» Task instructions
Please copy every line of the records below that holds the word "JSON".

» Records provided
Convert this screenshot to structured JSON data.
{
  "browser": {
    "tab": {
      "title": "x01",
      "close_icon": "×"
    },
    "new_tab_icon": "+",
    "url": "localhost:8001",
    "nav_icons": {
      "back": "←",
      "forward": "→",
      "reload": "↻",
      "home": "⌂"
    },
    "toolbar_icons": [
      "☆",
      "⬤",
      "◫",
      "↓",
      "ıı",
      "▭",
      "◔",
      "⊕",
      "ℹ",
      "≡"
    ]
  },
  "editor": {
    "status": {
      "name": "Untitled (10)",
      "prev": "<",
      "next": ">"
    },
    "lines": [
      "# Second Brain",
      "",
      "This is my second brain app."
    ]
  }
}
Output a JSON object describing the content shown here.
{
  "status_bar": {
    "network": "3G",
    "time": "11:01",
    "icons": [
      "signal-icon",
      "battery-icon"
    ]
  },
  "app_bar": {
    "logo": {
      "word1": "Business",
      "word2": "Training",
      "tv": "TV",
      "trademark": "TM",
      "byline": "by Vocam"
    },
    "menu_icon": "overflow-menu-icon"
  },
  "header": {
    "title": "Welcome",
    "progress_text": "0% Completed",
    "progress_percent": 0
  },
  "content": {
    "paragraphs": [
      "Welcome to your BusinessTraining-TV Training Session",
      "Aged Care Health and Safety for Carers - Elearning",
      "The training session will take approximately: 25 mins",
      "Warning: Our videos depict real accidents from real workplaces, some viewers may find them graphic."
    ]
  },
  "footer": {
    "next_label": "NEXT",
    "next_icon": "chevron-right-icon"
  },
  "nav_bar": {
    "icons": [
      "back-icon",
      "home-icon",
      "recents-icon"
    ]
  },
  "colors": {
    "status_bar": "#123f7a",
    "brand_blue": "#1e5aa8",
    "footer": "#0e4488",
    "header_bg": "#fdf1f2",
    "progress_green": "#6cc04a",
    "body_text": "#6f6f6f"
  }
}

» Output for this task
Convert this screenshot to structured JSON data.
Output a JSON object describing the content shown here.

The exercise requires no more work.